> **The task**
Reproduce the entire listing word for word.
*** Dataset content ***
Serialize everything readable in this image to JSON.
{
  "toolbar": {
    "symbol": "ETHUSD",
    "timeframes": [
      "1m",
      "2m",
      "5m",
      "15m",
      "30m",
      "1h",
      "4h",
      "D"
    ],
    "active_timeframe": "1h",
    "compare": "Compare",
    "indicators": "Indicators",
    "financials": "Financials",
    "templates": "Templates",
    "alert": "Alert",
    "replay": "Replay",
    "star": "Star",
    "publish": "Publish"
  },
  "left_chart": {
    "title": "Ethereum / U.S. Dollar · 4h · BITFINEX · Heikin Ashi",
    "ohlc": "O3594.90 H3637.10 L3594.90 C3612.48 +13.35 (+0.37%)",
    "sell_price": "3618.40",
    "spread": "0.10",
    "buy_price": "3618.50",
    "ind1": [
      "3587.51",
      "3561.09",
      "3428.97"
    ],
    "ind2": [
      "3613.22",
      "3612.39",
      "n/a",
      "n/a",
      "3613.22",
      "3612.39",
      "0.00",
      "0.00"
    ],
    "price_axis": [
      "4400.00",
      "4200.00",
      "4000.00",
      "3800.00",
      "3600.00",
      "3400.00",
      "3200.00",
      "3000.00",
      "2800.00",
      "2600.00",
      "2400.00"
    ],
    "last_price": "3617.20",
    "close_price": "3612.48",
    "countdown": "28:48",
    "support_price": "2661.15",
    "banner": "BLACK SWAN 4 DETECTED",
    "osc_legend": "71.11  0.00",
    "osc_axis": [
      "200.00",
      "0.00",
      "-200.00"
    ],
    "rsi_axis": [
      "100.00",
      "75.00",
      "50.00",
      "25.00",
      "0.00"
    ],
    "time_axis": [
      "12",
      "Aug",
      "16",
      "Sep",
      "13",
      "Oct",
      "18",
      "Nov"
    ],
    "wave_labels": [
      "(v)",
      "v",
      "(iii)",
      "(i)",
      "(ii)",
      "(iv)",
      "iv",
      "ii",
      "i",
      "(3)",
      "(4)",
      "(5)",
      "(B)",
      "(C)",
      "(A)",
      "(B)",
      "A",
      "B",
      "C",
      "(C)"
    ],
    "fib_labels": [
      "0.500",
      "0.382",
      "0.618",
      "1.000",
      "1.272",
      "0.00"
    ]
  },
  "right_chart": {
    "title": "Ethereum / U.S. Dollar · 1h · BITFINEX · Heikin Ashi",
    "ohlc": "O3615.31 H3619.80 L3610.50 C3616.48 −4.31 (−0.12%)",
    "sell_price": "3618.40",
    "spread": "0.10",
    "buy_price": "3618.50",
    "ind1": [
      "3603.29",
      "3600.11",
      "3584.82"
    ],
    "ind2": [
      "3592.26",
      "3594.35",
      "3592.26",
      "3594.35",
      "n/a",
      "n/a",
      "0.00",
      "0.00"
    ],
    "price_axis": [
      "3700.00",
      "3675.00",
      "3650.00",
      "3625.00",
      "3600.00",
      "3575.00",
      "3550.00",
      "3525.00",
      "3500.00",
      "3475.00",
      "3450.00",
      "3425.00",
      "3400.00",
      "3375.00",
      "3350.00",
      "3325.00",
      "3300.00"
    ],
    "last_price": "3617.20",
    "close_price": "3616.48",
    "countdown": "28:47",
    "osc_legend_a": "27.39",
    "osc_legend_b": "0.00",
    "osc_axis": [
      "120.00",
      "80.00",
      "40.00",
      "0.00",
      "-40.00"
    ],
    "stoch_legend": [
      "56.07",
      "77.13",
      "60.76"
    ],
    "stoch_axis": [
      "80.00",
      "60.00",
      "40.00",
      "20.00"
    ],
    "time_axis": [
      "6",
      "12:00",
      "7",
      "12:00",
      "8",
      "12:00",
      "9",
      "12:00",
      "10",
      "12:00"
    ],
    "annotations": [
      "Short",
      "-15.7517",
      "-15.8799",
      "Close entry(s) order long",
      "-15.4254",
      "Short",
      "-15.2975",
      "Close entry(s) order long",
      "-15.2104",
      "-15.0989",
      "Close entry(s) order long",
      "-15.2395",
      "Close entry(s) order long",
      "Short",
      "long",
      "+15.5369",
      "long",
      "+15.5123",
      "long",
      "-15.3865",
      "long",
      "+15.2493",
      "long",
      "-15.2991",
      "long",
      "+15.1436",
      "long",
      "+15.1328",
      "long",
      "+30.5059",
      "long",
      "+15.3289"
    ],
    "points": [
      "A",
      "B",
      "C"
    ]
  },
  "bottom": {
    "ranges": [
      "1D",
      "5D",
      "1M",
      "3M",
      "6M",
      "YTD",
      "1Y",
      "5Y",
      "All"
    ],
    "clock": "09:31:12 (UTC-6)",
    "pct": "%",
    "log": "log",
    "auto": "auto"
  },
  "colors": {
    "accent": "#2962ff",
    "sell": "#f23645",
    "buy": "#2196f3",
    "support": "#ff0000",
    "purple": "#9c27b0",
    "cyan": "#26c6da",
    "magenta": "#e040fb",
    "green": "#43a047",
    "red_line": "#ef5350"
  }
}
***
> **Exercise response**
Serialize everything readable in this image to JSON.
{
  "toolbar": {
    "symbol": "ETHUSD",
    "timeframes": [
      "1m",
      "2m",
      "5m",
      "15m",
      "30m",
      "1h",
      "4h",
      "D"
    ],
    "active_timeframe": "1h",
    "compare": "Compare",
    "indicators": "Indicators",
    "financials": "Financials",
    "templates": "Templates",
    "alert": "Alert",
    "replay": "Replay",
    "star": "Star",
    "publish": "Publish"
  },
  "left_chart": {
    "title": "Ethereum / U.S. Dollar · 4h · BITFINEX · Heikin Ashi",
    "ohlc": "O3594.90 H3637.10 L3594.90 C3612.48 +13.35 (+0.37%)",
    "sell_price": "3618.40",
    "spread": "0.10",
    "buy_price": "3618.50",
    "ind1": [
      "3587.51",
      "3561.09",
      "3428.97"
    ],
    "ind2": [
      "3613.22",
      "3612.39",
      "n/a",
      "n/a",
      "3613.22",
      "3612.39",
      "0.00",
      "0.00"
    ],
    "price_axis": [
      "4400.00",
      "4200.00",
      "4000.00",
      "3800.00",
      "3600.00",
      "3400.00",
      "3200.00",
      "3000.00",
      "2800.00",
      "2600.00",
      "2400.00"
    ],
    "last_price": "3617.20",
    "close_price": "3612.48",
    "countdown": "28:48",
    "support_price": "2661.15",
    "banner": "BLACK SWAN 4 DETECTED",
    "osc_legend": "71.11  0.00",
    "osc_axis": [
      "200.00",
      "0.00",
      "-200.00"
    ],
    "rsi_axis": [
      "100.00",
      "75.00",
      "50.00",
      "25.00",
      "0.00"
    ],
    "time_axis": [
      "12",
      "Aug",
      "16",
      "Sep",
      "13",
      "Oct",
      "18",
      "Nov"
    ],
    "wave_labels": [
      "(v)",
      "v",
      "(iii)",
      "(i)",
      "(ii)",
      "(iv)",
      "iv",
      "ii",
      "i",
      "(3)",
      "(4)",
      "(5)",
      "(B)",
      "(C)",
      "(A)",
      "(B)",
      "A",
      "B",
      "C",
      "(C)"
    ],
    "fib_labels": [
      "0.500",
      "0.382",
      "0.618",
      "1.000",
      "1.272",
      "0.00"
    ]
  },
  "right_chart": {
    "title": "Ethereum / U.S. Dollar · 1h · BITFINEX · Heikin Ashi",
    "ohlc": "O3615.31 H3619.80 L3610.50 C3616.48 −4.31 (−0.12%)",
    "sell_price": "3618.40",
    "spread": "0.10",
    "buy_price": "3618.50",
    "ind1": [
      "3603.29",
      "3600.11",
      "3584.82"
    ],
    "ind2": [
      "3592.26",
      "3594.35",
      "3592.26",
      "3594.35",
      "n/a",
      "n/a",
      "0.00",
      "0.00"
    ],
    "price_axis": [
      "3700.00",
      "3675.00",
      "3650.00",
      "3625.00",
      "3600.00",
      "3575.00",
      "3550.00",
      "3525.00",
      "3500.00",
      "3475.00",
      "3450.00",
      "3425.00",
      "3400.00",
      "3375.00",
      "3350.00",
      "3325.00",
      "3300.00"
    ],
    "last_price": "3617.20",
    "close_price": "3616.48",
    "countdown": "28:47",
    "osc_legend_a": "27.39",
    "osc_legend_b": "0.00",
    "osc_axis": [
      "120.00",
      "80.00",
      "40.00",
      "0.00",
      "-40.00"
    ],
    "stoch_legend": [
      "56.07",
      "77.13",
      "60.76"
    ],
    "stoch_axis": [
      "80.00",
      "60.00",
      "40.00",
      "20.00"
    ],
    "time_axis": [
      "6",
      "12:00",
      "7",
      "12:00",
      "8",
      "12:00",
      "9",
      "12:00",
      "10",
      "12:00"
    ],
    "annotations": [
      "Short",
      "-15.7517",
      "-15.8799",
      "Close entry(s) order long",
      "-15.4254",
      "Short",
      "-15.2975",
      "Close entry(s) order long",
      "-15.2104",
      "-15.0989",
      "Close entry(s) order long",
      "-15.2395",
      "Close entry(s) order long",
      "Short",
      "long",
      "+15.5369",
      "long",
      "+15.5123",
      "long",
      "-15.3865",
      "long",
      "+15.2493",
      "long",
      "-15.2991",
      "long",
      "+15.1436",
      "long",
      "+15.1328",
      "long",
      "+30.5059",
      "long",
      "+15.3289"
    ],
    "points": [
      "A",
      "B",
      "C"
    ]
  },
  "bottom": {
    "ranges": [
      "1D",
      "5D",
      "1M",
      "3M",
      "6M",
      "YTD",
      "1Y",
      "5Y",
      "All"
    ],
    "clock": "09:31:12 (UTC-6)",
    "pct": "%",
    "log": "log",
    "auto": "auto"
  },
  "colors": {
    "accent": "#2962ff",
    "sell": "#f23645",
    "buy": "#2196f3",
    "support": "#ff0000",
    "purple": "#9c27b0",
    "cyan": "#26c6da",
    "magenta": "#e040fb",
    "green": "#43a047",
    "red_line": "#ef5350"
  }
}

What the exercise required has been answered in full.